## Prompt
Copy every line from the material below that holds "middle".

▼

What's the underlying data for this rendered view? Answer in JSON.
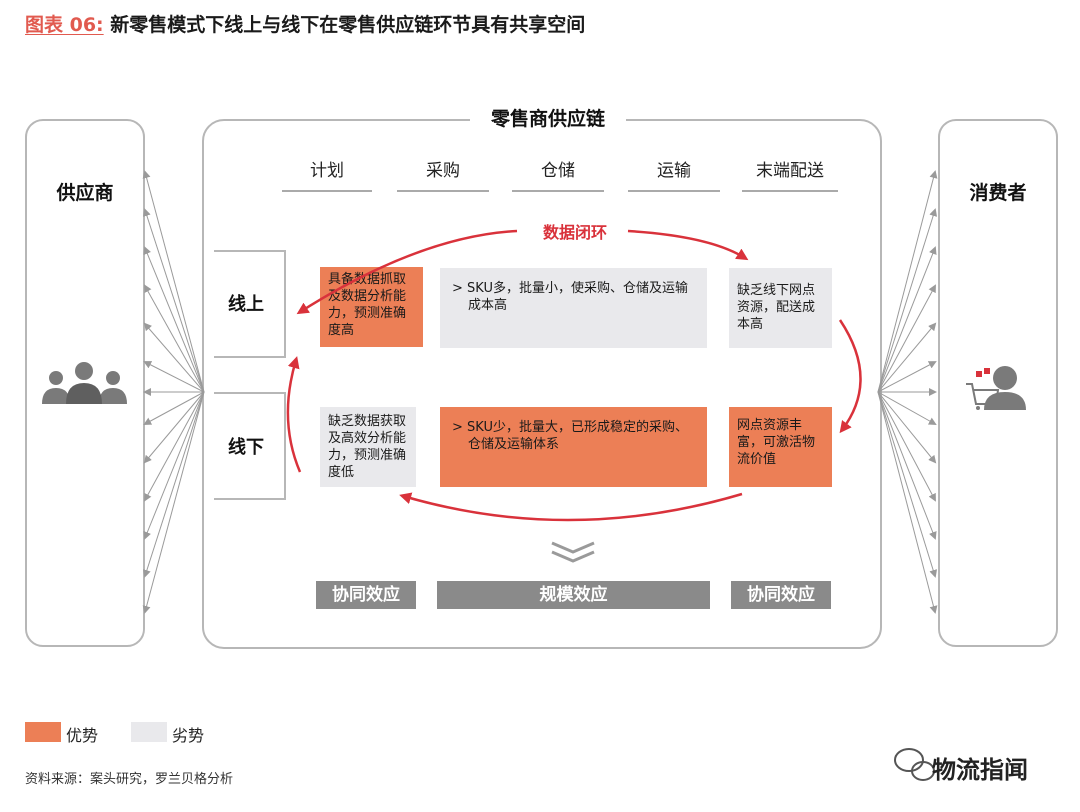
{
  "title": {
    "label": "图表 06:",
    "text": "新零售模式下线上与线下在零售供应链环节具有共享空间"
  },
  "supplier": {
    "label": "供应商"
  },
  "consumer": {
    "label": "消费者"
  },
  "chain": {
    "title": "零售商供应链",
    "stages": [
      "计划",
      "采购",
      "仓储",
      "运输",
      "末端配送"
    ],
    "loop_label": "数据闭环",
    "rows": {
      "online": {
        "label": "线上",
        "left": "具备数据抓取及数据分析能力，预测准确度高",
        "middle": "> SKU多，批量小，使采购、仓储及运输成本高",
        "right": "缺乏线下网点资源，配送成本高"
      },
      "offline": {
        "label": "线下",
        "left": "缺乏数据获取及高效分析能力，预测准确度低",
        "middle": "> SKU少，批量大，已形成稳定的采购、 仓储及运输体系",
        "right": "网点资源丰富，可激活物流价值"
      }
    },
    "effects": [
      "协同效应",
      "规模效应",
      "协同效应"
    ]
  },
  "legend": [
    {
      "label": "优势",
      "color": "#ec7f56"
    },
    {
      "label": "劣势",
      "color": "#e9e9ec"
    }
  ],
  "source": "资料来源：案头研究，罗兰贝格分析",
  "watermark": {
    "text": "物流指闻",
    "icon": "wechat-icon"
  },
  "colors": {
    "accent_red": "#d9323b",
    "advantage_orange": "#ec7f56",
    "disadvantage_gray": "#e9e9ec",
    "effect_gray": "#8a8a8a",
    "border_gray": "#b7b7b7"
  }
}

▲
▼

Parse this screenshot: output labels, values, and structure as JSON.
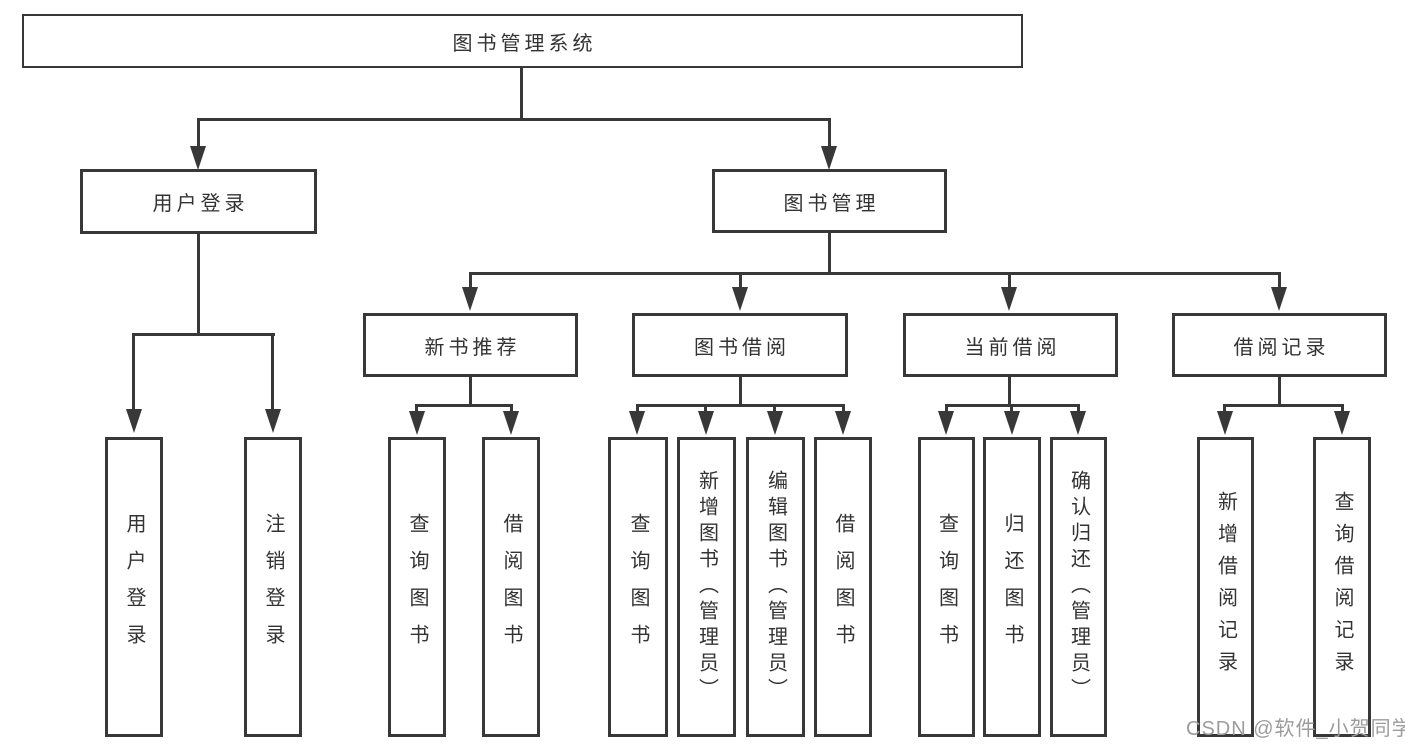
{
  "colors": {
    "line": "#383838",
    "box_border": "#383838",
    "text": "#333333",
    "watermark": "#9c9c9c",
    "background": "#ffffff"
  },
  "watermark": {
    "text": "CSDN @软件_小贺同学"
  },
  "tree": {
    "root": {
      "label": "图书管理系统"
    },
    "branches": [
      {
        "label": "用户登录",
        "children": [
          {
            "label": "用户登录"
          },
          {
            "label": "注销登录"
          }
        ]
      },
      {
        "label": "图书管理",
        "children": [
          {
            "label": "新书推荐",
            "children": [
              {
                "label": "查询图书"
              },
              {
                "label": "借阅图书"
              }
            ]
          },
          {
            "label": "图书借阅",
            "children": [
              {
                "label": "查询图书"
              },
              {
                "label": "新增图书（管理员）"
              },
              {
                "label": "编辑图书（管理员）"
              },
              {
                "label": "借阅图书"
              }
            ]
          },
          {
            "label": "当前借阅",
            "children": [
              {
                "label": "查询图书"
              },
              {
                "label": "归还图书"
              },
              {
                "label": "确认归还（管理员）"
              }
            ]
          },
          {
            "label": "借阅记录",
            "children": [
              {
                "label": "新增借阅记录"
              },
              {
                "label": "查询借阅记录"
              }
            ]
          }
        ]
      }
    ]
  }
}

▲

## Correct answer
        "middle": "> SKU多，批量小，使采购、仓储及运输成本高",
        "middle": "> SKU少，批量大，已形成稳定的采购、 仓储及运输体系",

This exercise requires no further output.